> **TAREAS DEL EJERCICIO**:
(1) Según el fragmento sobre la sentencia del juzgado de Pasto, ¿cuántos damnificados interpusieron la demanda?
(2) Prosigue el fragmento sobre la sentencia del juzgado de Pasto a partir de su última oración.

El pasado 23 de junio, el Juzgado Primero Administrativo de Descongestión de Pasto profirió sentencia absolutoria a favor de la Presidencia; los ministerios de Hacienda y Comercio; las superintendencias Financiera, de Sociedades y de Industria y Comercio y 12 entidades públicas, a raíz de la demanda interpuesta por 38 damnificados de las pirámides DRFE, DINERYA y DMG Holding, durante sus operaciones en el sur del país.

 

El fallo marca un hito judicial importante, pues se pronuncia sobre la responsabilidad que cabría al Estado por perjuicios derivados de las pérdidas sufridas por quienes entregan sus recursos a captadoras ilegales, escribiendo un capítulo más de la dolorosa historia de miles de compatriotas que entregan sus ahorros a manos inescrupulosas.

 

En esta decisión de instancia, que aún no hace tránsito a cosa juzgada, el juez definió como problema jurídico la indagación sobre una falla en el servicio de inspección, vigilancia y control de la actividad de captación masiva y habitual de dineros del público por terceros no autorizados. Con arreglo a ese marco conceptual, no es de extrañar que haya acogido la excepción de falta de legitimación por pasiva respecto de aquellas entidades cuyas actividades misionales no incluyen el deber de inspección y vigilancia de la actividad de captación; como tampoco que, por el motivo contrario, estableciera la legitimación de todas las restantes entidades citadas al inicio de este análisis.

> **Listados de ubicación de elementos**:
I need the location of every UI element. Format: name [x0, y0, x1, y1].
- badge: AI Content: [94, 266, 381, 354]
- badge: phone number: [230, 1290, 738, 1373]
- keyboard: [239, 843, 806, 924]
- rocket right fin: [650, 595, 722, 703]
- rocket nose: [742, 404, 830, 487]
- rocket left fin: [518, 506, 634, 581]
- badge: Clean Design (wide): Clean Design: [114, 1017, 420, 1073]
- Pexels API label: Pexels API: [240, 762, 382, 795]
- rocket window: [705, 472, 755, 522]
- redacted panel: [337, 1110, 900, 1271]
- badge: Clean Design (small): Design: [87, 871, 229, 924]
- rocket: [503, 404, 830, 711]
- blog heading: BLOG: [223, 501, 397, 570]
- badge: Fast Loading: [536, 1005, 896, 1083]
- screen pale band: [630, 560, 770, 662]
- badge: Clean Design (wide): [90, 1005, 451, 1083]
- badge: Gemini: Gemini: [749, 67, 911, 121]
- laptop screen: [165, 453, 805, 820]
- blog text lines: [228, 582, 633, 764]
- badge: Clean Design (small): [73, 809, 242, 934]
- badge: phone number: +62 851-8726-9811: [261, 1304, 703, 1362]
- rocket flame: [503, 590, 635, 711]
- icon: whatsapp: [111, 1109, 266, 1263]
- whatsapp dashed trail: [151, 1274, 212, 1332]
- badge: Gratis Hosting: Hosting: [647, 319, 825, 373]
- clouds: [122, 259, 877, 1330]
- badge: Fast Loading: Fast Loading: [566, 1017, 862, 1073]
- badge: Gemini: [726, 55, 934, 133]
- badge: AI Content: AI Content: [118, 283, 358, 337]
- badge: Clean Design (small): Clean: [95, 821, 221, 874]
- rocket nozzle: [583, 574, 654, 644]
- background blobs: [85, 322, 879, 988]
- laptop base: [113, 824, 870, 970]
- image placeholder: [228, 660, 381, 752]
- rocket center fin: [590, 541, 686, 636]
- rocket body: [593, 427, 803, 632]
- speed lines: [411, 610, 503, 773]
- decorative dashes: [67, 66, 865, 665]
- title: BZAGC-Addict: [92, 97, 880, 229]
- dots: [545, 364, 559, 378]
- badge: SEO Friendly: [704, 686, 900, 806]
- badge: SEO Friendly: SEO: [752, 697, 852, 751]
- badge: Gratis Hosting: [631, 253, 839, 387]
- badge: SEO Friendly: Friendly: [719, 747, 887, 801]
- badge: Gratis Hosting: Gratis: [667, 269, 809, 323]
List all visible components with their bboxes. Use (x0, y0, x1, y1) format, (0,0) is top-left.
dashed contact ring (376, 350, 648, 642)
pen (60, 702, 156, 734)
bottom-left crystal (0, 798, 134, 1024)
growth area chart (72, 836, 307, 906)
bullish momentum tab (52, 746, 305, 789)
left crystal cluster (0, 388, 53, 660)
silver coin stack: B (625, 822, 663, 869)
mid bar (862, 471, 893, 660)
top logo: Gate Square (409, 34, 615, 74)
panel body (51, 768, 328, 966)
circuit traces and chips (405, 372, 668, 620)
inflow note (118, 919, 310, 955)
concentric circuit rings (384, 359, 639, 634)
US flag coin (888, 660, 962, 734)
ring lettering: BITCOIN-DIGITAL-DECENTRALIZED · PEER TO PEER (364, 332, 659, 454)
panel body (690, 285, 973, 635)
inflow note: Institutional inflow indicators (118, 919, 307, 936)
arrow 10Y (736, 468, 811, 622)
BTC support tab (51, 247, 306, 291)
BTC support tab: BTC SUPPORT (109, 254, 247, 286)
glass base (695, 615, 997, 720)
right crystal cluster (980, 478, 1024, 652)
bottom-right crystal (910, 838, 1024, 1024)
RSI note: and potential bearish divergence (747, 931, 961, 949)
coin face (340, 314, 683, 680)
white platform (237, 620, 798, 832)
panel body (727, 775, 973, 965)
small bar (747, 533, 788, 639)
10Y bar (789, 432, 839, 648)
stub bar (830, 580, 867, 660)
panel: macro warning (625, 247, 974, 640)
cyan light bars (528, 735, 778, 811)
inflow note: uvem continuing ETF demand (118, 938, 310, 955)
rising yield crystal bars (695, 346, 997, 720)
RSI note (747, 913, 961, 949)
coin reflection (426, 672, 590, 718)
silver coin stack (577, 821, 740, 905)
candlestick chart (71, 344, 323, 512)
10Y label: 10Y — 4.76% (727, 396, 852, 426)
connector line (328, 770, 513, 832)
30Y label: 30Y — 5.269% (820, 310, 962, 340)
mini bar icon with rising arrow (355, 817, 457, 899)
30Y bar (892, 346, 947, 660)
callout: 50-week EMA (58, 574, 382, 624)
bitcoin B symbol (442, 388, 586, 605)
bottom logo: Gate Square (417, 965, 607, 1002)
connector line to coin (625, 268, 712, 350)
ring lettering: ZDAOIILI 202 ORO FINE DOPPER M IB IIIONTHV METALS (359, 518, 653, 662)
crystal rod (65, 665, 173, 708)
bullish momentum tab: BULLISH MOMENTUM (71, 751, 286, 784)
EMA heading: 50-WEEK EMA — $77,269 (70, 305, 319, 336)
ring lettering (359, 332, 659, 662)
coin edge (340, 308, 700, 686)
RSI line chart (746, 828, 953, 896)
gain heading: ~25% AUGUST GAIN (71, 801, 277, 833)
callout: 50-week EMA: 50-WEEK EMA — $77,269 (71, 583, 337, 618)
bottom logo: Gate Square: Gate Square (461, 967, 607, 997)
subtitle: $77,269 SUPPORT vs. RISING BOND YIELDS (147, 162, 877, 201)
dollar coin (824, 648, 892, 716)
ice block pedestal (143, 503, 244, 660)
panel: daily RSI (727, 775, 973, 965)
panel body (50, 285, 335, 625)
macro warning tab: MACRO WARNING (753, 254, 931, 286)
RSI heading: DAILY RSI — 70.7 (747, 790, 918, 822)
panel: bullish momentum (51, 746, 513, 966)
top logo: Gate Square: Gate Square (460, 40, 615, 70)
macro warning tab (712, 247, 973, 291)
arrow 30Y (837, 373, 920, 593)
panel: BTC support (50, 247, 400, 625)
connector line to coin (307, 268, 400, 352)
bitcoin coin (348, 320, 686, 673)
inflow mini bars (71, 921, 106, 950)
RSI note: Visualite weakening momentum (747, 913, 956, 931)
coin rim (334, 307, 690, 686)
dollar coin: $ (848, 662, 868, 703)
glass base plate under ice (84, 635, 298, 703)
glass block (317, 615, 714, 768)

> **TAREAS RESUELTAS**:
(1) La demanda la interpusieron 38 damnificados.

(2)
A lo largo del estudio de las 38 reclamaciones, el juez prefigura tres elementos que lo llevaron a denegar todas las pretensiones, dando lugar al pronunciamiento absolutorio. Veámoslos.

 

El primero de ellos guarda relación con la falta de prueba del perjuicio irrogado. Ocurre que todas las operaciones de entrega de dineros fueron documentadas por los captadores ilegales, mediante la entrega de constancias de recibo, llamadas de distinta manera: formulario de inversiones, tarjetas, “proceso micromercadeo”, formulario de recepción de aporte, entre otros, que los demandantes acreditaron mediante copias simples u originales, a veces sin firma e, incluso, sin mención de la entidad captadora. Estos papeles los tuvo el juez por documentos privados de naturaleza dispositiva, sin eficacia per se respecto de terceros, por lo que, a la luz de la sana crítica, no pudo presumirlos como ciertos.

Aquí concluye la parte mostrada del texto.